<<<<
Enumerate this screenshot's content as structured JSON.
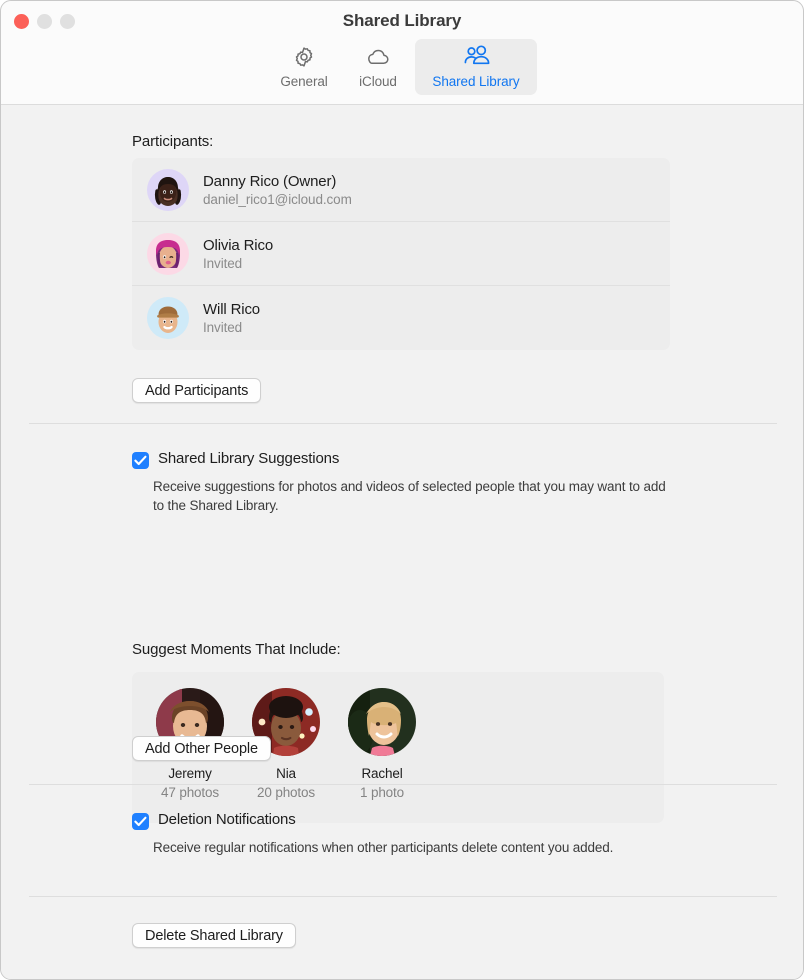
{
  "window": {
    "title": "Shared Library",
    "traffic_lights": [
      "close",
      "minimize",
      "zoom"
    ]
  },
  "toolbar": {
    "tabs": [
      {
        "label": "General",
        "icon": "gear-icon",
        "selected": false
      },
      {
        "label": "iCloud",
        "icon": "cloud-icon",
        "selected": false
      },
      {
        "label": "Shared Library",
        "icon": "people-icon",
        "selected": true
      }
    ]
  },
  "participants_section": {
    "label": "Participants:",
    "rows": [
      {
        "name": "Danny Rico (Owner)",
        "sub": "daniel_rico1@icloud.com",
        "avatar": "memoji-danny"
      },
      {
        "name": "Olivia Rico",
        "sub": "Invited",
        "avatar": "memoji-olivia"
      },
      {
        "name": "Will Rico",
        "sub": "Invited",
        "avatar": "memoji-will"
      }
    ],
    "add_button": "Add Participants"
  },
  "suggestions_section": {
    "checkbox_label": "Shared Library Suggestions",
    "checkbox_checked": true,
    "description": "Receive suggestions for photos and videos of selected people that you may want to add to the Shared Library.",
    "people_label": "Suggest Moments That Include:",
    "people": [
      {
        "name": "Jeremy",
        "count": "47 photos",
        "photo": "photo-jeremy"
      },
      {
        "name": "Nia",
        "count": "20 photos",
        "photo": "photo-nia"
      },
      {
        "name": "Rachel",
        "count": "1 photo",
        "photo": "photo-rachel"
      }
    ],
    "add_button": "Add Other People"
  },
  "deletion_section": {
    "checkbox_label": "Deletion Notifications",
    "checkbox_checked": true,
    "description": "Receive regular notifications when other participants delete content you added."
  },
  "footer": {
    "delete_button": "Delete Shared Library"
  },
  "colors": {
    "accent": "#1f80ff",
    "window_bg": "#f2f2f2",
    "toolbar_bg": "#fbfbfb",
    "panel_bg": "#ededed",
    "close_button": "#fc6058"
  }
}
>>>>
→ **PROBLEM**: Using the listing above, say how many of its lines contain the string "Receive", giving nothing but the figure.

→ **OUTPUT FOR THIS TASK**: 2